** Aim of the task **
Skip the pictures. Copy all the rest of the records down exactly.

** The input **
....................
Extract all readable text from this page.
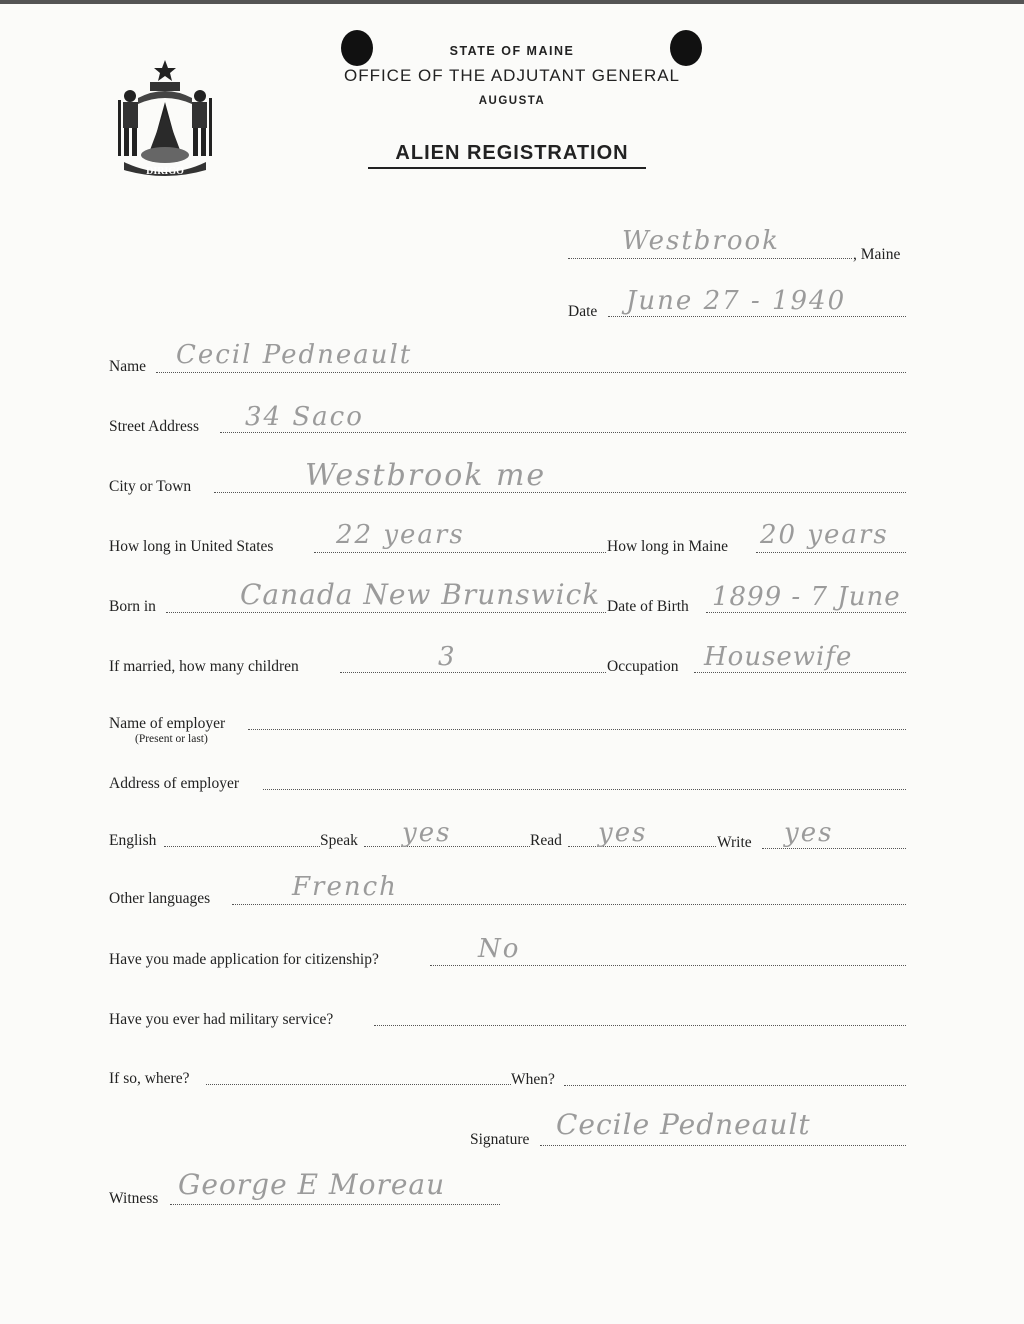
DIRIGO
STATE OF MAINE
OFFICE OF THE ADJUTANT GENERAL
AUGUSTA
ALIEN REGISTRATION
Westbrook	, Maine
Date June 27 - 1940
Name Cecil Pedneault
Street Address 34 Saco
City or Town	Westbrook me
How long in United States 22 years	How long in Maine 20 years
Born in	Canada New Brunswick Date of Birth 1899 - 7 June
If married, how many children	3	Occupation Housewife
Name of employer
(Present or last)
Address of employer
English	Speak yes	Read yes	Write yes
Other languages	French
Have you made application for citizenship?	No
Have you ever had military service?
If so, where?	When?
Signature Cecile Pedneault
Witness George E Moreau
....................
** Written response **
Extract all readable text from this page.
DIRIGO
STATE OF MAINE
OFFICE OF THE ADJUTANT GENERAL
AUGUSTA
ALIEN REGISTRATION
Westbrook	, Maine
Date June 27 - 1940
Name Cecil Pedneault
Street Address 34 Saco
City or Town	Westbrook me
How long in United States 22 years	How long in Maine 20 years
Born in	Canada New Brunswick Date of Birth 1899 - 7 June
If married, how many children	3	Occupation Housewife
Name of employer
(Present or last)
Address of employer
English	Speak yes	Read yes	Write yes
Other languages	French
Have you made application for citizenship?	No
Have you ever had military service?
If so, where?	When?
Signature Cecile Pedneault
Witness George E Moreau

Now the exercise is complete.